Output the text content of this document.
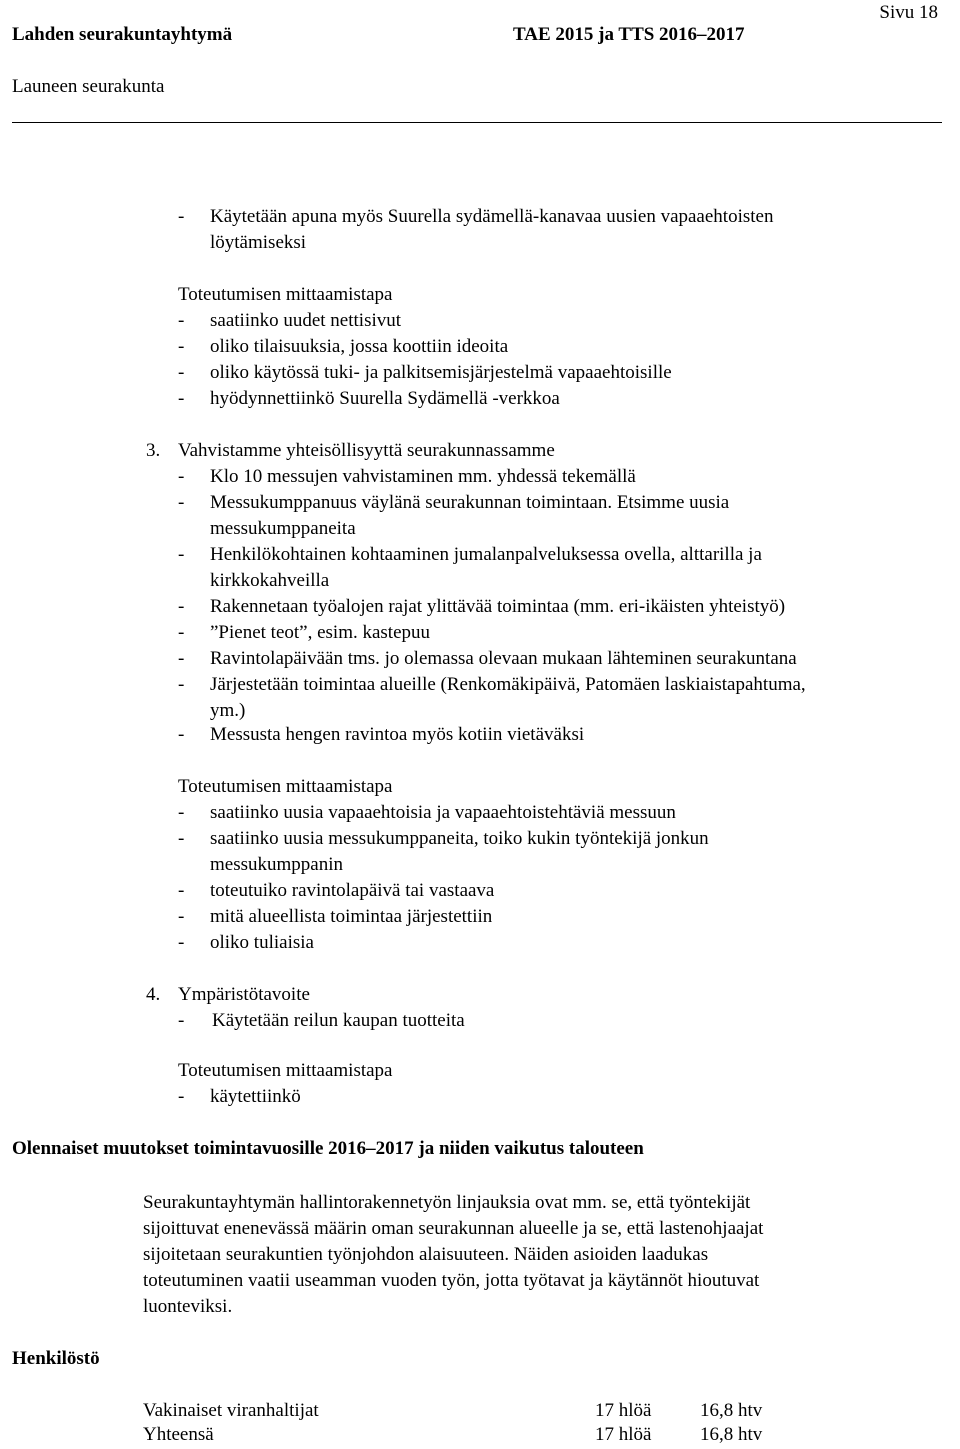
Sivu 18
Lahden seurakuntayhtymä	TAE 2015 ja TTS 2016–2017
Launeen seurakunta
- Käytetään apuna myös Suurella sydämellä-kanavaa uusien vapaaehtoisten
löytämiseksi
Toteutumisen mittaamistapa
- saatiinko uudet nettisivut
- oliko tilaisuuksia, jossa koottiin ideoita
- oliko käytössä tuki- ja palkitsemisjärjestelmä vapaaehtoisille
- hyödynnettiinkö Suurella Sydämellä -verkkoa
3. Vahvistamme yhteisöllisyyttä seurakunnassamme
- Klo 10 messujen vahvistaminen mm. yhdessä tekemällä
- Messukumppanuus väylänä seurakunnan toimintaan. Etsimme uusia
messukumppaneita
- Henkilökohtainen kohtaaminen jumalanpalveluksessa ovella, alttarilla ja
kirkkokahveilla
- Rakennetaan työalojen rajat ylittävää toimintaa (mm. eri-ikäisten yhteistyö)
- ”Pienet teot”, esim. kastepuu
- Ravintolapäivään tms. jo olemassa olevaan mukaan lähteminen seurakuntana
- Järjestetään toimintaa alueille (Renkomäkipäivä, Patomäen laskiaistapahtuma,
ym.)
- Messusta hengen ravintoa myös kotiin vietäväksi
Toteutumisen mittaamistapa
- saatiinko uusia vapaaehtoisia ja vapaaehtoistehtäviä messuun
- saatiinko uusia messukumppaneita, toiko kukin työntekijä jonkun
messukumppanin
- toteutuiko ravintolapäivä tai vastaava
- mitä alueellista toimintaa järjestettiin
- oliko tuliaisia
4. Ympäristötavoite
- Käytetään reilun kaupan tuotteita
Toteutumisen mittaamistapa
- käytettiinkö
Olennaiset muutokset toimintavuosille 2016–2017 ja niiden vaikutus talouteen
Seurakuntayhtymän hallintorakennetyön linjauksia ovat mm. se, että työntekijät
sijoittuvat enenevässä määrin oman seurakunnan alueelle ja se, että lastenohjaajat
sijoitetaan seurakuntien työnjohdon alaisuuteen. Näiden asioiden laadukas
toteutuminen vaatii useamman vuoden työn, jotta työtavat ja käytännöt hioutuvat
luonteviksi.
Henkilöstö
Vakinaiset viranhaltijat	17 hlöä	16,8 htv
Yhteensä	17 hlöä	16,8 htv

Given problem:
Every line of text is to be repeated exactly; pictures are left out.

Answer to this task:
Output the text content of this document.
Sivu 18
Lahden seurakuntayhtymä	TAE 2015 ja TTS 2016–2017
Launeen seurakunta
- Käytetään apuna myös Suurella sydämellä-kanavaa uusien vapaaehtoisten
löytämiseksi
Toteutumisen mittaamistapa
- saatiinko uudet nettisivut
- oliko tilaisuuksia, jossa koottiin ideoita
- oliko käytössä tuki- ja palkitsemisjärjestelmä vapaaehtoisille
- hyödynnettiinkö Suurella Sydämellä -verkkoa
3. Vahvistamme yhteisöllisyyttä seurakunnassamme
- Klo 10 messujen vahvistaminen mm. yhdessä tekemällä
- Messukumppanuus väylänä seurakunnan toimintaan. Etsimme uusia
messukumppaneita
- Henkilökohtainen kohtaaminen jumalanpalveluksessa ovella, alttarilla ja
kirkkokahveilla
- Rakennetaan työalojen rajat ylittävää toimintaa (mm. eri-ikäisten yhteistyö)
- ”Pienet teot”, esim. kastepuu
- Ravintolapäivään tms. jo olemassa olevaan mukaan lähteminen seurakuntana
- Järjestetään toimintaa alueille (Renkomäkipäivä, Patomäen laskiaistapahtuma,
ym.)
- Messusta hengen ravintoa myös kotiin vietäväksi
Toteutumisen mittaamistapa
- saatiinko uusia vapaaehtoisia ja vapaaehtoistehtäviä messuun
- saatiinko uusia messukumppaneita, toiko kukin työntekijä jonkun
messukumppanin
- toteutuiko ravintolapäivä tai vastaava
- mitä alueellista toimintaa järjestettiin
- oliko tuliaisia
4. Ympäristötavoite
- Käytetään reilun kaupan tuotteita
Toteutumisen mittaamistapa
- käytettiinkö
Olennaiset muutokset toimintavuosille 2016–2017 ja niiden vaikutus talouteen
Seurakuntayhtymän hallintorakennetyön linjauksia ovat mm. se, että työntekijät
sijoittuvat enenevässä määrin oman seurakunnan alueelle ja se, että lastenohjaajat
sijoitetaan seurakuntien työnjohdon alaisuuteen. Näiden asioiden laadukas
toteutuminen vaatii useamman vuoden työn, jotta työtavat ja käytännöt hioutuvat
luonteviksi.
Henkilöstö
Vakinaiset viranhaltijat	17 hlöä	16,8 htv
Yhteensä	17 hlöä	16,8 htv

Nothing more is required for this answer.